> **What you need to do**: Pull out each line of the data that includes the word "page".

> **Saved entries**:

"""

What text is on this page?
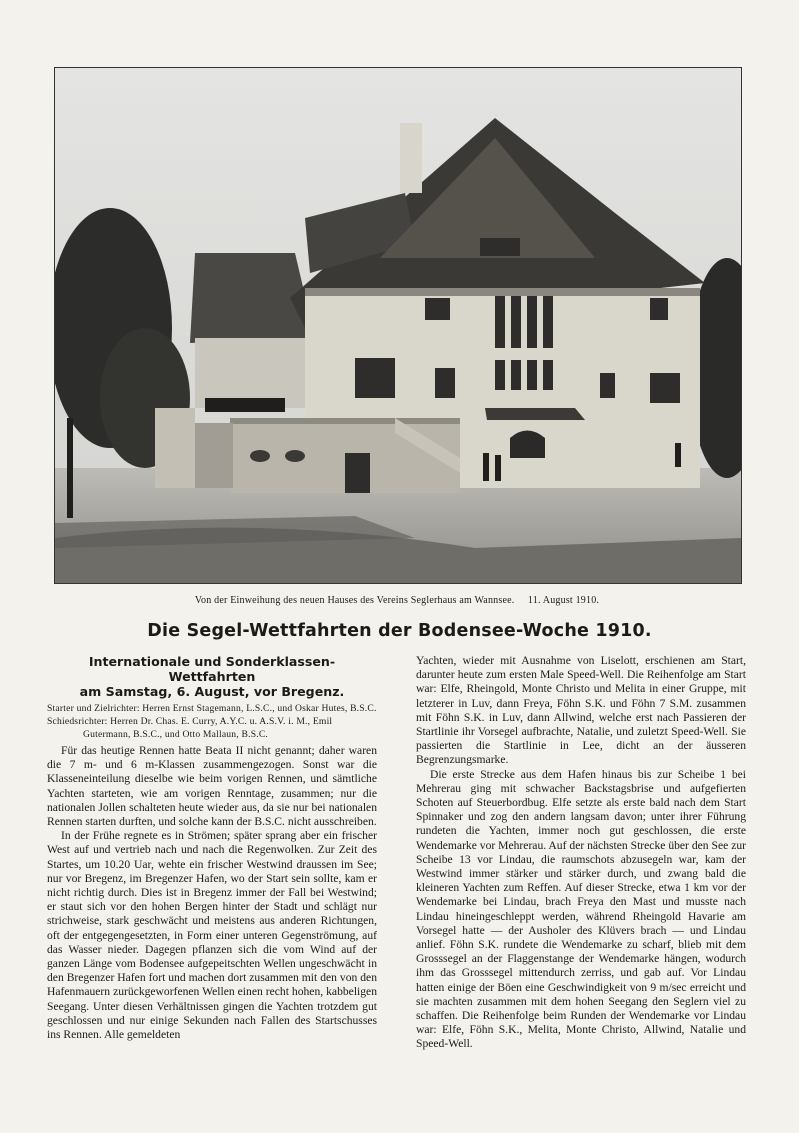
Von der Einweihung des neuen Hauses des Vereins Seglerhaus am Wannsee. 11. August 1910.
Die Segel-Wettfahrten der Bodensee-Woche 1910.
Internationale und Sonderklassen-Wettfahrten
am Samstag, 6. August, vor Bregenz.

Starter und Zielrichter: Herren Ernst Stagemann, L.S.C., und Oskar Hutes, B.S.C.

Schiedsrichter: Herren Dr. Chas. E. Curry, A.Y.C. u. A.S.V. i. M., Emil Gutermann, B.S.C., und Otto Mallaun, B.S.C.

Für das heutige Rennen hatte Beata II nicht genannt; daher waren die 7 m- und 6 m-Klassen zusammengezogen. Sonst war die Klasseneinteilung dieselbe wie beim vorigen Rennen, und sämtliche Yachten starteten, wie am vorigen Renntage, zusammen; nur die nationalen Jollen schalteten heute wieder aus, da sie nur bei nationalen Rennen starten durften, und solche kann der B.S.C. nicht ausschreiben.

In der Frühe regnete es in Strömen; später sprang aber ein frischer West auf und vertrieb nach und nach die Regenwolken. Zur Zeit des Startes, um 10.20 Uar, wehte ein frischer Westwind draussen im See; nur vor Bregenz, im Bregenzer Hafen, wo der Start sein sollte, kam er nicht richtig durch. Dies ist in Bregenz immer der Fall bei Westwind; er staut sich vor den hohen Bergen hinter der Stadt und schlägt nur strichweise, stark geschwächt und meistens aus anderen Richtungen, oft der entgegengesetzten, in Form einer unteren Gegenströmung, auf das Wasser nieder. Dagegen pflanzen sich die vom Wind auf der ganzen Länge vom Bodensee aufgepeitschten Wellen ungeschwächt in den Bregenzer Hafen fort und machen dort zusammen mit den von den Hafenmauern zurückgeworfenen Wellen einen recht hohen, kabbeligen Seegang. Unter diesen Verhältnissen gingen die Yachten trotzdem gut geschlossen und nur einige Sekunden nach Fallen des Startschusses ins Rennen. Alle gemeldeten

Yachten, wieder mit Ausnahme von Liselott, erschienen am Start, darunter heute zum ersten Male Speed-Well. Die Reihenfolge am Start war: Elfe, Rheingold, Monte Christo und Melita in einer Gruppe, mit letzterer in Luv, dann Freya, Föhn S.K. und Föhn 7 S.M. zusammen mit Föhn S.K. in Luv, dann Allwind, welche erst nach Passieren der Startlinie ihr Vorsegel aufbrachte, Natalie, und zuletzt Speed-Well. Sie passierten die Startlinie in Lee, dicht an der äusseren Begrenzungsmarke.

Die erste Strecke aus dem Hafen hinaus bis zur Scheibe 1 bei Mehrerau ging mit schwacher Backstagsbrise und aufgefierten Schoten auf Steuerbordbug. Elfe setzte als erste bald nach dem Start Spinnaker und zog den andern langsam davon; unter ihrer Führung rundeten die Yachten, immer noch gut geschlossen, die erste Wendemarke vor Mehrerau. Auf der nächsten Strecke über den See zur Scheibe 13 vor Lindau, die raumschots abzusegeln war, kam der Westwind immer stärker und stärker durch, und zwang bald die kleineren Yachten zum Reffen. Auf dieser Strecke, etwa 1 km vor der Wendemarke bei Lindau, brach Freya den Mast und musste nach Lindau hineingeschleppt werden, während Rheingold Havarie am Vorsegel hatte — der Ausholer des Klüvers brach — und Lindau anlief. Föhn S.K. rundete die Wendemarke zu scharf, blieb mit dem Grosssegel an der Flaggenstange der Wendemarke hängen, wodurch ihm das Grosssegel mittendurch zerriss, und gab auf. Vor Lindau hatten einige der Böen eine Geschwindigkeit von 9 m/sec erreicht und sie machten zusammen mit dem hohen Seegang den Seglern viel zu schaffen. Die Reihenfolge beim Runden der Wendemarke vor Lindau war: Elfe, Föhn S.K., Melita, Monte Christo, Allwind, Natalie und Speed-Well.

"""
"""

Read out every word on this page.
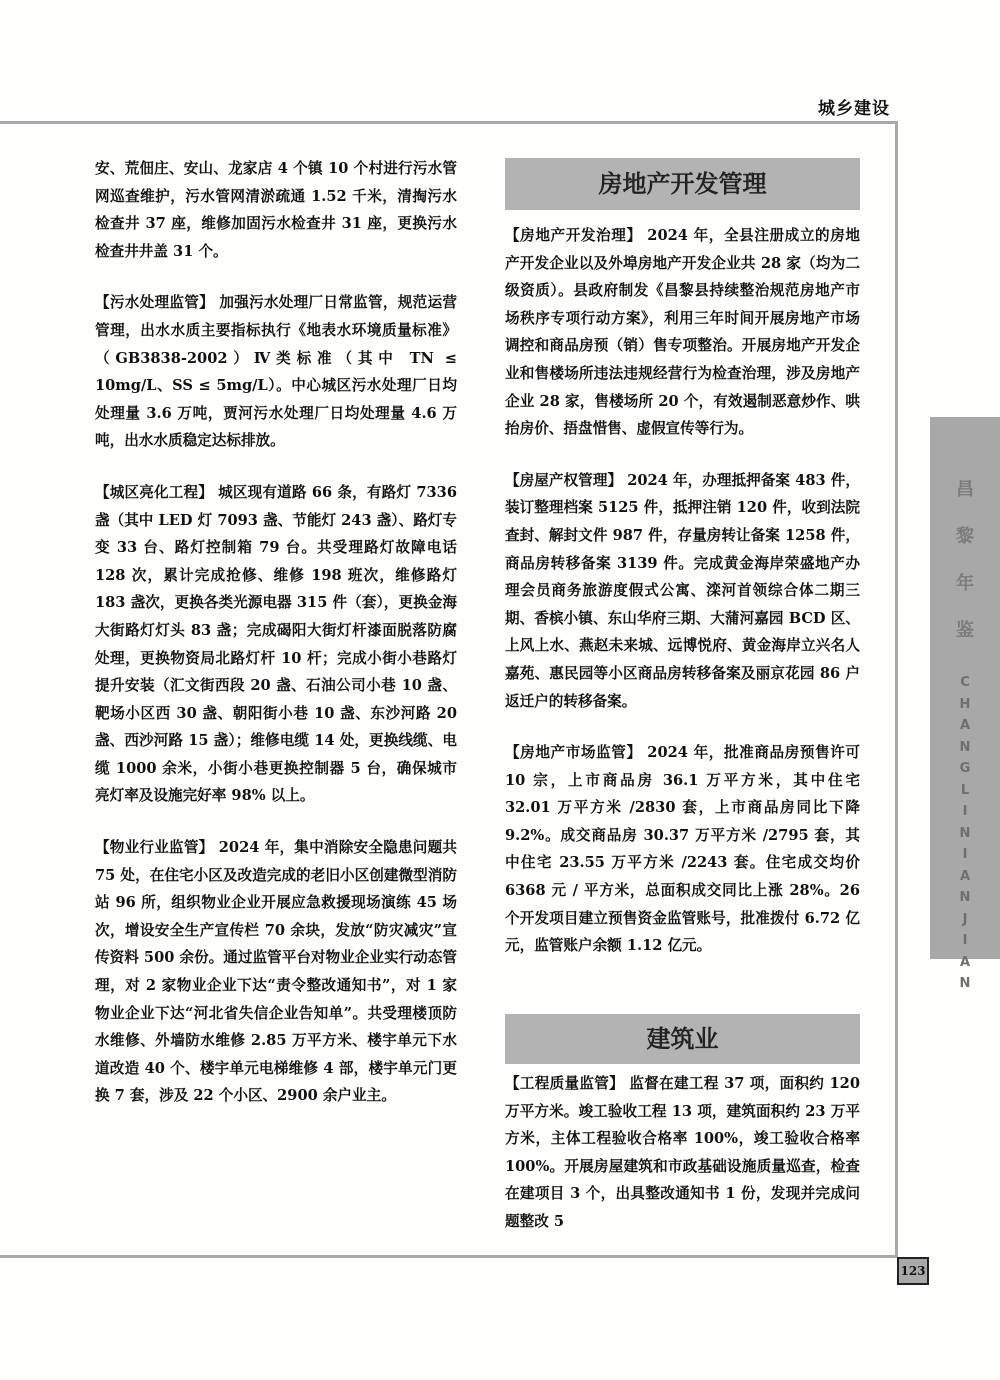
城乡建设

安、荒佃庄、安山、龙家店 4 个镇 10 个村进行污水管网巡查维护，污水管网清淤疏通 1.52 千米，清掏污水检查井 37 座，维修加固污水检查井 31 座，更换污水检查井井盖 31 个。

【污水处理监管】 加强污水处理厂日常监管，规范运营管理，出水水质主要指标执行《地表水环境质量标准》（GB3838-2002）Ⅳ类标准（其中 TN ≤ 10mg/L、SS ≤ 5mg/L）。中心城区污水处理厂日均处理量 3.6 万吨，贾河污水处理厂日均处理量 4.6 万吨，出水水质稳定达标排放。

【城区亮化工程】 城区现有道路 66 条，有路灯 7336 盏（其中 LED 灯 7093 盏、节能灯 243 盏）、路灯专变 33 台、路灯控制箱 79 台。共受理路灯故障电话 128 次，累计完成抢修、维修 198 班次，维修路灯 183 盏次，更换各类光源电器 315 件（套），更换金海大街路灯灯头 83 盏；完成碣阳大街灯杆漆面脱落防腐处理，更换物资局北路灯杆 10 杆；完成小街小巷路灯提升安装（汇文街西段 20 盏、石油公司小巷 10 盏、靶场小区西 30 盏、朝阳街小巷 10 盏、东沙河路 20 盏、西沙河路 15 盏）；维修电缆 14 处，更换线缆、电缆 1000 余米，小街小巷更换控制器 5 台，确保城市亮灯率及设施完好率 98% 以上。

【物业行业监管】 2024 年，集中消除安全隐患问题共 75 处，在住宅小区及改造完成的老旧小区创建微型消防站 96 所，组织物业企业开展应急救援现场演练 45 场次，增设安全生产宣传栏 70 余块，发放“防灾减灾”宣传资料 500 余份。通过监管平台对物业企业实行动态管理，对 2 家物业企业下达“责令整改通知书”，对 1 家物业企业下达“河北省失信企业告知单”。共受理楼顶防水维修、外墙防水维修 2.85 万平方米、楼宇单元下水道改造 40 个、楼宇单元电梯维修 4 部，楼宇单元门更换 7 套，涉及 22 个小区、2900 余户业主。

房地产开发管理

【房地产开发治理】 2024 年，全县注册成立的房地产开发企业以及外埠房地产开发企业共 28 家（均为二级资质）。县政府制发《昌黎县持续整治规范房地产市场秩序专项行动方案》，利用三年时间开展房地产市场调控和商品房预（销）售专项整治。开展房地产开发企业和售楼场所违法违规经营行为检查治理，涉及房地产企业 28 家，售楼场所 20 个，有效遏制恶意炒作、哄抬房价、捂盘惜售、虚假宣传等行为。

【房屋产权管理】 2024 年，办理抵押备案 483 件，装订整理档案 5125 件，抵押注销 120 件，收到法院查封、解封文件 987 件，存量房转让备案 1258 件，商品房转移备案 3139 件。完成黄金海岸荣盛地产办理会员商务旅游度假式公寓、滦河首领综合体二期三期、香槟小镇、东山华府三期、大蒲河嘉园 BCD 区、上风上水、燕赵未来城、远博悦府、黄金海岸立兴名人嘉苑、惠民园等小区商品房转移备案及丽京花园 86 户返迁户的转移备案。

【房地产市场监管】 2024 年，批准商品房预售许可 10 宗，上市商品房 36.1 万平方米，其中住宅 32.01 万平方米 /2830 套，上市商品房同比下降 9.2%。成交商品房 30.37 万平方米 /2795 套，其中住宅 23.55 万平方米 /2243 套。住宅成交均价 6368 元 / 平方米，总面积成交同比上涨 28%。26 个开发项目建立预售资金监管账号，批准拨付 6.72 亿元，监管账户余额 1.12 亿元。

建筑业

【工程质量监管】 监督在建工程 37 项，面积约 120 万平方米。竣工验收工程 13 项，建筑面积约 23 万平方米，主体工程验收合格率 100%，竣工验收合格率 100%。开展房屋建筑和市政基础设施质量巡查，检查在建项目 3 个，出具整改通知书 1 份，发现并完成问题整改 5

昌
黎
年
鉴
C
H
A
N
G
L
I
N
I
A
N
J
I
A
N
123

"""
"""

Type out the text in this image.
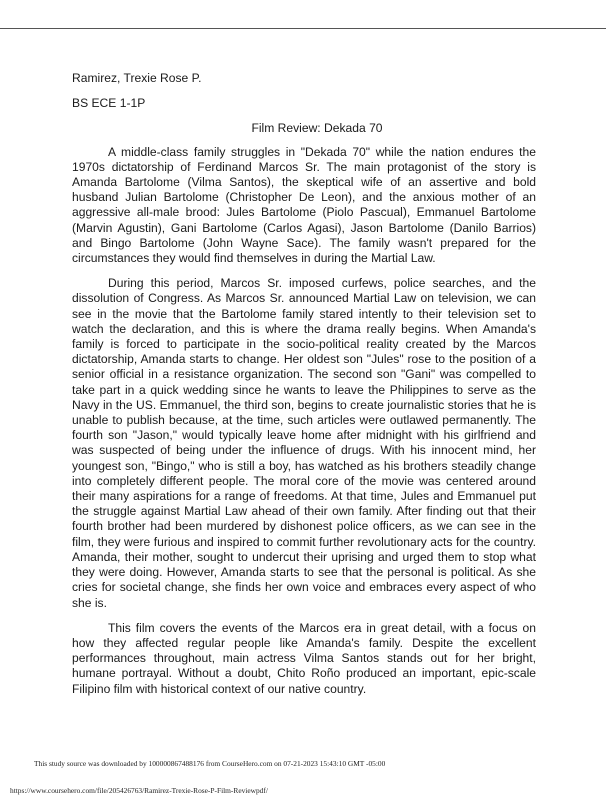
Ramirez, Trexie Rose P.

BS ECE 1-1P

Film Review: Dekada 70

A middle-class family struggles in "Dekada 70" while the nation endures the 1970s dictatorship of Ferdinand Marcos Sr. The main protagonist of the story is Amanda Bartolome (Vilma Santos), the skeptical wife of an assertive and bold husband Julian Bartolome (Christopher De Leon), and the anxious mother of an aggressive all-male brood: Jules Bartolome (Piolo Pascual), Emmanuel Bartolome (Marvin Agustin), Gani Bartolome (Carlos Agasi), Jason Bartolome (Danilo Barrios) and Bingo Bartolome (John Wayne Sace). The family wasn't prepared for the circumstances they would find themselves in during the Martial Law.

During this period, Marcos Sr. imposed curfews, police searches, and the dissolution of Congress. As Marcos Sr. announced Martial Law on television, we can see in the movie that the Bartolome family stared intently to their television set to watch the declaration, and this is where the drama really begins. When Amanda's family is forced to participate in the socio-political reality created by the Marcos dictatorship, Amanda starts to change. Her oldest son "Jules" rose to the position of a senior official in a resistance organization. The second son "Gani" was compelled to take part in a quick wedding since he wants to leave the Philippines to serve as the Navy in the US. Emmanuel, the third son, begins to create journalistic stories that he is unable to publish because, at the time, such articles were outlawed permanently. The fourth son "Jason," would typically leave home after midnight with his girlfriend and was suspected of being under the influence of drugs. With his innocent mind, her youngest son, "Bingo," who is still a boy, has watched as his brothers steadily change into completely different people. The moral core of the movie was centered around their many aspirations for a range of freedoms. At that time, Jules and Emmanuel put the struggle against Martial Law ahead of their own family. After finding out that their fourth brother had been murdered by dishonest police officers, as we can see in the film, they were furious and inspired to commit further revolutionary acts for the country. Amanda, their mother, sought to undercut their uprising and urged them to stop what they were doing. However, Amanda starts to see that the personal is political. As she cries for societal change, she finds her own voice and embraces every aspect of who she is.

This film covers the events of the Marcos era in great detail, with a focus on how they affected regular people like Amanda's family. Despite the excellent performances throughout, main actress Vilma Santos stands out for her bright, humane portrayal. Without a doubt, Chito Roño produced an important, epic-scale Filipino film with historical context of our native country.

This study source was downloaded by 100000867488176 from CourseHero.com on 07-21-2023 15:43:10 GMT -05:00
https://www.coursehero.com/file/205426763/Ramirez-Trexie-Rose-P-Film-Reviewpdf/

"""

> **Written answer**:
What text is on this page?
Read out every word on this page.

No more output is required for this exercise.